>> Begin Material for this exercise

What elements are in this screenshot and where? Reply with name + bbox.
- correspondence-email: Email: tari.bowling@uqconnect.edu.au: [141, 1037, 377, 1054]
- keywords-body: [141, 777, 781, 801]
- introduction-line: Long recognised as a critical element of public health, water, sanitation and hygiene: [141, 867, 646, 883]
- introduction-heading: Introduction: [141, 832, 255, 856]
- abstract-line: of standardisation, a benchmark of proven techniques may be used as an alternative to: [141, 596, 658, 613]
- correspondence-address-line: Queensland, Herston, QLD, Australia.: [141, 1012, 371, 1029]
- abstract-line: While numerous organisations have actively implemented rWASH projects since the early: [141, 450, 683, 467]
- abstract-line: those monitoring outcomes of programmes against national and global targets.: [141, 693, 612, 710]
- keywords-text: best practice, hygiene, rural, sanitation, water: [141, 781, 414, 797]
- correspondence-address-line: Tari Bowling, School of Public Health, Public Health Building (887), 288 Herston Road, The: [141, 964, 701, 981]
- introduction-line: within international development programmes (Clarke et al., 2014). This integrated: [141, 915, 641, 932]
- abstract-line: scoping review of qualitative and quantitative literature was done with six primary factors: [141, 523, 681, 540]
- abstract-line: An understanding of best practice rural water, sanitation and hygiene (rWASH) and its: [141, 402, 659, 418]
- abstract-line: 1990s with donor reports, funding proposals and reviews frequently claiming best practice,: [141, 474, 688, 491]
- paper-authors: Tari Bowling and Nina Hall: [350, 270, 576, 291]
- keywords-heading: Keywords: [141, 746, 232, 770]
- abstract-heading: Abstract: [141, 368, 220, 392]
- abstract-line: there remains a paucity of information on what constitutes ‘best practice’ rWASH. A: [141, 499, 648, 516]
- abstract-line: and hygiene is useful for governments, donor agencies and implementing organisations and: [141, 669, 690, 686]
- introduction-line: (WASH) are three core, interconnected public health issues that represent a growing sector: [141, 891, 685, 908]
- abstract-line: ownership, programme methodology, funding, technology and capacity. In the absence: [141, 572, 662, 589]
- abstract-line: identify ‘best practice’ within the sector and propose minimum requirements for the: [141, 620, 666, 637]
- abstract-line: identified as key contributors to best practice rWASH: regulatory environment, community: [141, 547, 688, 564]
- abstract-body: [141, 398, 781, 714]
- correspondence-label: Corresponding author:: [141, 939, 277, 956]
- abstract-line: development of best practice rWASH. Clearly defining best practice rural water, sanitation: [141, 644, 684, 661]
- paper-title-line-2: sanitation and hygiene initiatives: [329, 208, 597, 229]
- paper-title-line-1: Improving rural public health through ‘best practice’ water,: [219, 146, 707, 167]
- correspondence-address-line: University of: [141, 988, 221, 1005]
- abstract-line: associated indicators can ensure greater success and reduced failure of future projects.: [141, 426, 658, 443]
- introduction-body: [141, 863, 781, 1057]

>> End Material for this exercise

Set exercise: Please rewrite all of the lines in the items above, replacing "best practice" with "good practice" and leaving everything else unchanged.

Complete output:
What elements are in this screenshot and where? Reply with name + bbox.
- correspondence-email: Email: tari.bowling@uqconnect.edu.au: [141, 1037, 377, 1054]
- keywords-body: [141, 777, 781, 801]
- introduction-line: Long recognised as a critical element of public health, water, sanitation and hygiene: [141, 867, 646, 883]
- introduction-heading: Introduction: [141, 832, 255, 856]
- abstract-line: of standardisation, a benchmark of proven techniques may be used as an alternative to: [141, 596, 658, 613]
- correspondence-address-line: Queensland, Herston, QLD, Australia.: [141, 1012, 371, 1029]
- abstract-line: While numerous organisations have actively implemented rWASH projects since the early: [141, 450, 683, 467]
- abstract-line: those monitoring outcomes of programmes against national and global targets.: [141, 693, 612, 710]
- keywords-text: good practice, hygiene, rural, sanitation, water: [141, 781, 414, 797]
- correspondence-address-line: Tari Bowling, School of Public Health, Public Health Building (887), 288 Herston Road, The: [141, 964, 701, 981]
- introduction-line: within international development programmes (Clarke et al., 2014). This integrated: [141, 915, 641, 932]
- abstract-line: scoping review of qualitative and quantitative literature was done with six primary factors: [141, 523, 681, 540]
- abstract-line: An understanding of good practice rural water, sanitation and hygiene (rWASH) and its: [141, 402, 659, 418]
- abstract-line: 1990s with donor reports, funding proposals and reviews frequently claiming good practice,: [141, 474, 688, 491]
- paper-authors: Tari Bowling and Nina Hall: [350, 270, 576, 291]
- keywords-heading: Keywords: [141, 746, 232, 770]
- abstract-heading: Abstract: [141, 368, 220, 392]
- abstract-line: there remains a paucity of information on what constitutes ‘good practice’ rWASH. A: [141, 499, 648, 516]
- abstract-line: and hygiene is useful for governments, donor agencies and implementing organisations and: [141, 669, 690, 686]
- introduction-line: (WASH) are three core, interconnected public health issues that represent a growing sector: [141, 891, 685, 908]
- abstract-line: ownership, programme methodology, funding, technology and capacity. In the absence: [141, 572, 662, 589]
- abstract-line: identify ‘good practice’ within the sector and propose minimum requirements for the: [141, 620, 666, 637]
- abstract-line: identified as key contributors to good practice rWASH: regulatory environment, community: [141, 547, 688, 564]
- abstract-body: [141, 398, 781, 714]
- correspondence-label: Corresponding author:: [141, 939, 277, 956]
- abstract-line: development of good practice rWASH. Clearly defining good practice rural water, sanitation: [141, 644, 684, 661]
- paper-title-line-2: sanitation and hygiene initiatives: [329, 208, 597, 229]
- paper-title-line-1: Improving rural public health through ‘good practice’ water,: [219, 146, 707, 167]
- correspondence-address-line: University of: [141, 988, 221, 1005]
- abstract-line: associated indicators can ensure greater success and reduced failure of future projects.: [141, 426, 658, 443]
- introduction-body: [141, 863, 781, 1057]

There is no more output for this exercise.